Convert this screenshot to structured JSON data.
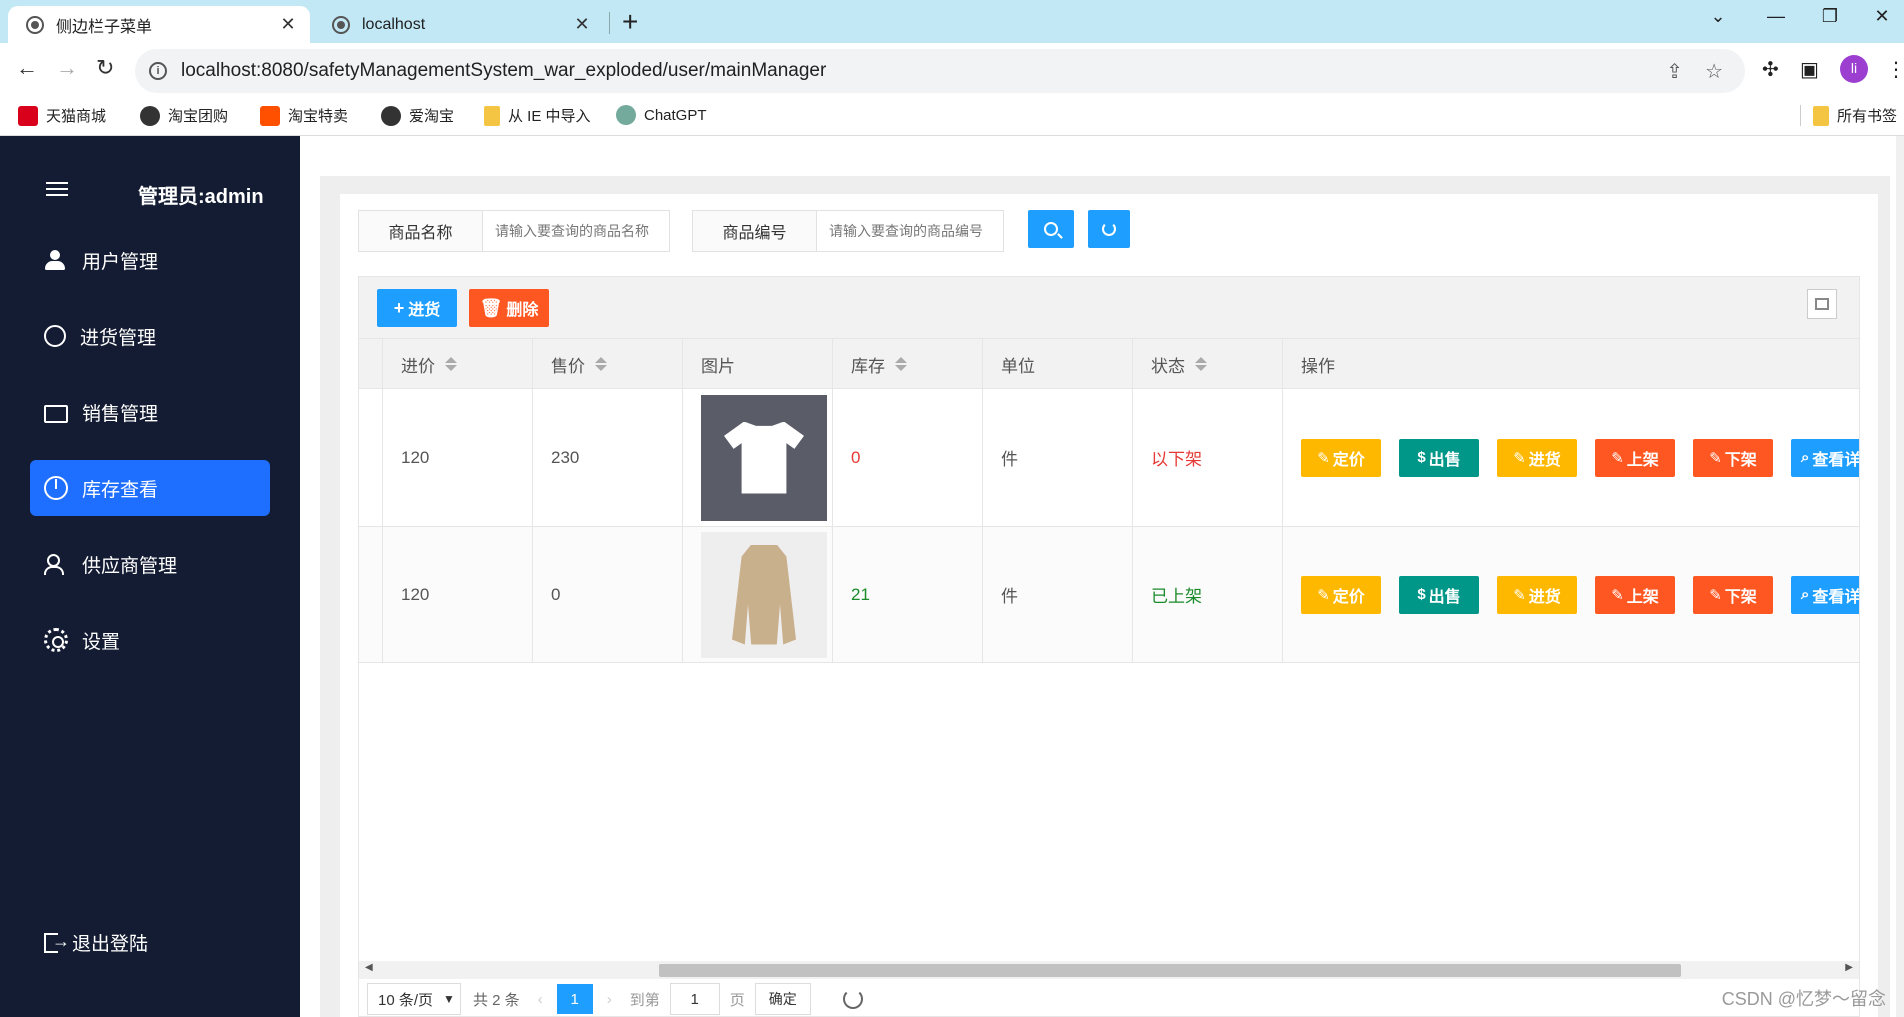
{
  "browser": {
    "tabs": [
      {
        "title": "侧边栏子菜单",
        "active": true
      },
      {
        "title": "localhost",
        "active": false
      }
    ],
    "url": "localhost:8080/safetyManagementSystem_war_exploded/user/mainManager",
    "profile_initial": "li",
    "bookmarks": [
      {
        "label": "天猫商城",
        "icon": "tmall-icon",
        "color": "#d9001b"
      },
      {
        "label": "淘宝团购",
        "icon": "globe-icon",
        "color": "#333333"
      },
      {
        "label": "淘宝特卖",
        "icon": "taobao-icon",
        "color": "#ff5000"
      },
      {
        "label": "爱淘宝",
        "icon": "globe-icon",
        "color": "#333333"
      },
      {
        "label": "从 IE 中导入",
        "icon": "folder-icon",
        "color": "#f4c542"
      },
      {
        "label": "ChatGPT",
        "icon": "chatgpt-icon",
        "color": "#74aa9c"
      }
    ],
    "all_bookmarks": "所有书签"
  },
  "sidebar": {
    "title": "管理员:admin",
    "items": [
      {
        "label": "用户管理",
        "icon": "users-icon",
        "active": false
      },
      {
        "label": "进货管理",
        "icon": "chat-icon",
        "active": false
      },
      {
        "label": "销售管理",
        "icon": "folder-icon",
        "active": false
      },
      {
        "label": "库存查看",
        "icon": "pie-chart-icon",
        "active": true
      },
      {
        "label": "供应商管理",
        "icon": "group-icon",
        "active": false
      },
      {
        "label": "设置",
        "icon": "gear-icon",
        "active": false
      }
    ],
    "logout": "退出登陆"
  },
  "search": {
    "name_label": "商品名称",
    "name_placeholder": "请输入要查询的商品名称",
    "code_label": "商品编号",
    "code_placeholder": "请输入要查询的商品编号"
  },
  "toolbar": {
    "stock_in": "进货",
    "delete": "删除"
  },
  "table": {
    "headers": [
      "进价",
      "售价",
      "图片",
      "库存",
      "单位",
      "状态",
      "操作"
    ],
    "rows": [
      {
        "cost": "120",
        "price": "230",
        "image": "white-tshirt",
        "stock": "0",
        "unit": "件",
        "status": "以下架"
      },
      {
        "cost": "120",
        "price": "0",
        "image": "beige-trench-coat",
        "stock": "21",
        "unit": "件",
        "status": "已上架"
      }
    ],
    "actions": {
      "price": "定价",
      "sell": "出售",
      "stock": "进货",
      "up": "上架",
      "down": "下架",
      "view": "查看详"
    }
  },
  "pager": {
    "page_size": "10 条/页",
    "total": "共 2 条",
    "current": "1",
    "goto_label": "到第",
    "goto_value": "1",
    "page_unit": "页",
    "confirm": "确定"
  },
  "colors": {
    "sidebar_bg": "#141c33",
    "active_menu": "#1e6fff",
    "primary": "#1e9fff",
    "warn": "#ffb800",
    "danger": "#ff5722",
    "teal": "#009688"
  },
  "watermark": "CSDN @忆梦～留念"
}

Direction
Without including any pictures, output all the entries above exactly.

Result for this exercise
Convert this screenshot to structured JSON data.
{
  "browser": {
    "tabs": [
      {
        "title": "侧边栏子菜单",
        "active": true
      },
      {
        "title": "localhost",
        "active": false
      }
    ],
    "url": "localhost:8080/safetyManagementSystem_war_exploded/user/mainManager",
    "profile_initial": "li",
    "bookmarks": [
      {
        "label": "天猫商城",
        "icon": "tmall-icon",
        "color": "#d9001b"
      },
      {
        "label": "淘宝团购",
        "icon": "globe-icon",
        "color": "#333333"
      },
      {
        "label": "淘宝特卖",
        "icon": "taobao-icon",
        "color": "#ff5000"
      },
      {
        "label": "爱淘宝",
        "icon": "globe-icon",
        "color": "#333333"
      },
      {
        "label": "从 IE 中导入",
        "icon": "folder-icon",
        "color": "#f4c542"
      },
      {
        "label": "ChatGPT",
        "icon": "chatgpt-icon",
        "color": "#74aa9c"
      }
    ],
    "all_bookmarks": "所有书签"
  },
  "sidebar": {
    "title": "管理员:admin",
    "items": [
      {
        "label": "用户管理",
        "icon": "users-icon",
        "active": false
      },
      {
        "label": "进货管理",
        "icon": "chat-icon",
        "active": false
      },
      {
        "label": "销售管理",
        "icon": "folder-icon",
        "active": false
      },
      {
        "label": "库存查看",
        "icon": "pie-chart-icon",
        "active": true
      },
      {
        "label": "供应商管理",
        "icon": "group-icon",
        "active": false
      },
      {
        "label": "设置",
        "icon": "gear-icon",
        "active": false
      }
    ],
    "logout": "退出登陆"
  },
  "search": {
    "name_label": "商品名称",
    "name_placeholder": "请输入要查询的商品名称",
    "code_label": "商品编号",
    "code_placeholder": "请输入要查询的商品编号"
  },
  "toolbar": {
    "stock_in": "进货",
    "delete": "删除"
  },
  "table": {
    "headers": [
      "进价",
      "售价",
      "图片",
      "库存",
      "单位",
      "状态",
      "操作"
    ],
    "rows": [
      {
        "cost": "120",
        "price": "230",
        "image": "white-tshirt",
        "stock": "0",
        "unit": "件",
        "status": "以下架"
      },
      {
        "cost": "120",
        "price": "0",
        "image": "beige-trench-coat",
        "stock": "21",
        "unit": "件",
        "status": "已上架"
      }
    ],
    "actions": {
      "price": "定价",
      "sell": "出售",
      "stock": "进货",
      "up": "上架",
      "down": "下架",
      "view": "查看详"
    }
  },
  "pager": {
    "page_size": "10 条/页",
    "total": "共 2 条",
    "current": "1",
    "goto_label": "到第",
    "goto_value": "1",
    "page_unit": "页",
    "confirm": "确定"
  },
  "colors": {
    "sidebar_bg": "#141c33",
    "active_menu": "#1e6fff",
    "primary": "#1e9fff",
    "warn": "#ffb800",
    "danger": "#ff5722",
    "teal": "#009688"
  },
  "watermark": "CSDN @忆梦～留念"
}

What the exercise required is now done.